# Start of Listing
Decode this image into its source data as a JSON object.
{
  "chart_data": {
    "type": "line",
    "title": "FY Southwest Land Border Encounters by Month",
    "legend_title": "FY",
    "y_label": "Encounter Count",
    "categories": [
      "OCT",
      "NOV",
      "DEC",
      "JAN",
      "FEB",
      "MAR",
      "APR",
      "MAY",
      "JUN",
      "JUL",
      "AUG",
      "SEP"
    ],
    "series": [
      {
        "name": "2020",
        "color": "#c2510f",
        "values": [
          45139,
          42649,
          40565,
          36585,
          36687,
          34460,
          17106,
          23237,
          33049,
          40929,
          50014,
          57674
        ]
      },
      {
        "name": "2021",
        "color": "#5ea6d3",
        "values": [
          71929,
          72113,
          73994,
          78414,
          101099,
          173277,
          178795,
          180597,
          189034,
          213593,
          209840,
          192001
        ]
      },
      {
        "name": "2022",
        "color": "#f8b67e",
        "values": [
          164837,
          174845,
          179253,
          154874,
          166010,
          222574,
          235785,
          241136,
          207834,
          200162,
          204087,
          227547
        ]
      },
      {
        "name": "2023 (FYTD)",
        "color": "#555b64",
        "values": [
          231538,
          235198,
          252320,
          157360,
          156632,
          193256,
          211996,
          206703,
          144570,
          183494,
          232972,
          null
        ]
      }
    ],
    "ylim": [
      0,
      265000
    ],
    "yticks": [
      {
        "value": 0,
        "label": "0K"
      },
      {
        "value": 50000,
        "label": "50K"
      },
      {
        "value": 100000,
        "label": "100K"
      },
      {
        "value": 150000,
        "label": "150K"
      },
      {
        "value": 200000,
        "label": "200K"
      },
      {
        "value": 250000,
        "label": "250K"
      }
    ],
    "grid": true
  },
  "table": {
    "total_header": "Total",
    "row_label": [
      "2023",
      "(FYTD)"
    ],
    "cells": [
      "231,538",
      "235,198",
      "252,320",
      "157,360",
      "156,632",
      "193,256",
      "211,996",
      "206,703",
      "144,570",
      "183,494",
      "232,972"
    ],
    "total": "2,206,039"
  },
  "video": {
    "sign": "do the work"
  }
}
# End of Listing
▶ [What this task involves] The entries above must be returned in full, exactly as shown.

▶ [Exercise output]
Decode this image into its source data as a JSON object.
{
  "chart_data": {
    "type": "line",
    "title": "FY Southwest Land Border Encounters by Month",
    "legend_title": "FY",
    "y_label": "Encounter Count",
    "categories": [
      "OCT",
      "NOV",
      "DEC",
      "JAN",
      "FEB",
      "MAR",
      "APR",
      "MAY",
      "JUN",
      "JUL",
      "AUG",
      "SEP"
    ],
    "series": [
      {
        "name": "2020",
        "color": "#c2510f",
        "values": [
          45139,
          42649,
          40565,
          36585,
          36687,
          34460,
          17106,
          23237,
          33049,
          40929,
          50014,
          57674
        ]
      },
      {
        "name": "2021",
        "color": "#5ea6d3",
        "values": [
          71929,
          72113,
          73994,
          78414,
          101099,
          173277,
          178795,
          180597,
          189034,
          213593,
          209840,
          192001
        ]
      },
      {
        "name": "2022",
        "color": "#f8b67e",
        "values": [
          164837,
          174845,
          179253,
          154874,
          166010,
          222574,
          235785,
          241136,
          207834,
          200162,
          204087,
          227547
        ]
      },
      {
        "name": "2023 (FYTD)",
        "color": "#555b64",
        "values": [
          231538,
          235198,
          252320,
          157360,
          156632,
          193256,
          211996,
          206703,
          144570,
          183494,
          232972,
          null
        ]
      }
    ],
    "ylim": [
      0,
      265000
    ],
    "yticks": [
      {
        "value": 0,
        "label": "0K"
      },
      {
        "value": 50000,
        "label": "50K"
      },
      {
        "value": 100000,
        "label": "100K"
      },
      {
        "value": 150000,
        "label": "150K"
      },
      {
        "value": 200000,
        "label": "200K"
      },
      {
        "value": 250000,
        "label": "250K"
      }
    ],
    "grid": true
  },
  "table": {
    "total_header": "Total",
    "row_label": [
      "2023",
      "(FYTD)"
    ],
    "cells": [
      "231,538",
      "235,198",
      "252,320",
      "157,360",
      "156,632",
      "193,256",
      "211,996",
      "206,703",
      "144,570",
      "183,494",
      "232,972"
    ],
    "total": "2,206,039"
  },
  "video": {
    "sign": "do the work"
  }
}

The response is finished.